+++ SUPPLIED INFORMATION

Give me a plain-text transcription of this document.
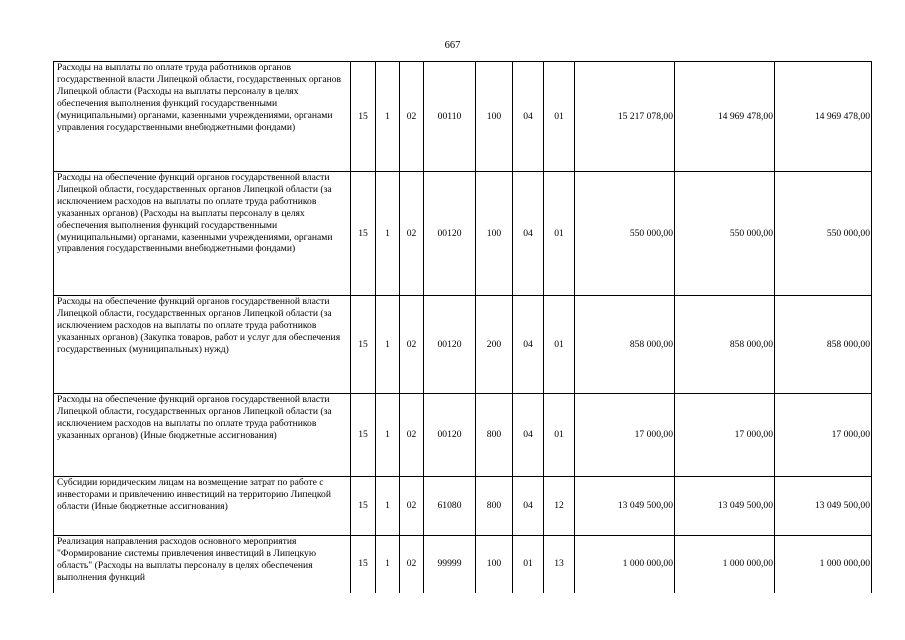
667
Расходы на выплаты по оплате труда работников органов государственной власти Липецкой области, государственных органов Липецкой области (Расходы на выплаты персоналу в целях обеспечения выполнения функций государственными (муниципальными) органами, казенными учреждениями, органами управления государственными внебюджетными фондами)	15	1	02	00110	100	04	01	15 217 078,00	14 969 478,00	14 969 478,00
Расходы на обеспечение функций органов государственной власти Липецкой области, государственных органов Липецкой области (за исключением расходов на выплаты по оплате труда работников указанных органов) (Расходы на выплаты персоналу в целях обеспечения выполнения функций государственными (муниципальными) органами, казенными учреждениями, органами управления государственными внебюджетными фондами)	15	1	02	00120	100	04	01	550 000,00	550 000,00	550 000,00
Расходы на обеспечение функций органов государственной власти Липецкой области, государственных органов Липецкой области (за исключением расходов на выплаты по оплате труда работников указанных органов) (Закупка товаров, работ и услуг для обеспечения государственных (муниципальных) нужд)	15	1	02	00120	200	04	01	858 000,00	858 000,00	858 000,00
Расходы на обеспечение функций органов государственной власти Липецкой области, государственных органов Липецкой области (за исключением расходов на выплаты по оплате труда работников указанных органов) (Иные бюджетные ассигнования)	15	1	02	00120	800	04	01	17 000,00	17 000,00	17 000,00
Субсидии юридическим лицам на возмещение затрат по работе с инвесторами и привлечению инвестиций на территорию Липецкой области (Иные бюджетные ассигнования)	15	1	02	61080	800	04	12	13 049 500,00	13 049 500,00	13 049 500,00
Реализация направления расходов основного мероприятия "Формирование системы привлечения инвестиций в Липецкую область" (Расходы на выплаты персоналу в целях обеспечения выполнения функций	15	1	02	99999	100	01	13	1 000 000,00	1 000 000,00	1 000 000,00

++++++

## [WHAT THE TASK ASKS]
Copy the listing over exactly, skipping the pictures it holds.

## [REPLY]
Give me a plain-text transcription of this document.
667
Расходы на выплаты по оплате труда работников органов государственной власти Липецкой области, государственных органов Липецкой области (Расходы на выплаты персоналу в целях обеспечения выполнения функций государственными (муниципальными) органами, казенными учреждениями, органами управления государственными внебюджетными фондами)	15	1	02	00110	100	04	01	15 217 078,00	14 969 478,00	14 969 478,00
Расходы на обеспечение функций органов государственной власти Липецкой области, государственных органов Липецкой области (за исключением расходов на выплаты по оплате труда работников указанных органов) (Расходы на выплаты персоналу в целях обеспечения выполнения функций государственными (муниципальными) органами, казенными учреждениями, органами управления государственными внебюджетными фондами)	15	1	02	00120	100	04	01	550 000,00	550 000,00	550 000,00
Расходы на обеспечение функций органов государственной власти Липецкой области, государственных органов Липецкой области (за исключением расходов на выплаты по оплате труда работников указанных органов) (Закупка товаров, работ и услуг для обеспечения государственных (муниципальных) нужд)	15	1	02	00120	200	04	01	858 000,00	858 000,00	858 000,00
Расходы на обеспечение функций органов государственной власти Липецкой области, государственных органов Липецкой области (за исключением расходов на выплаты по оплате труда работников указанных органов) (Иные бюджетные ассигнования)	15	1	02	00120	800	04	01	17 000,00	17 000,00	17 000,00
Субсидии юридическим лицам на возмещение затрат по работе с инвесторами и привлечению инвестиций на территорию Липецкой области (Иные бюджетные ассигнования)	15	1	02	61080	800	04	12	13 049 500,00	13 049 500,00	13 049 500,00
Реализация направления расходов основного мероприятия "Формирование системы привлечения инвестиций в Липецкую область" (Расходы на выплаты персоналу в целях обеспечения выполнения функций	15	1	02	99999	100	01	13	1 000 000,00	1 000 000,00	1 000 000,00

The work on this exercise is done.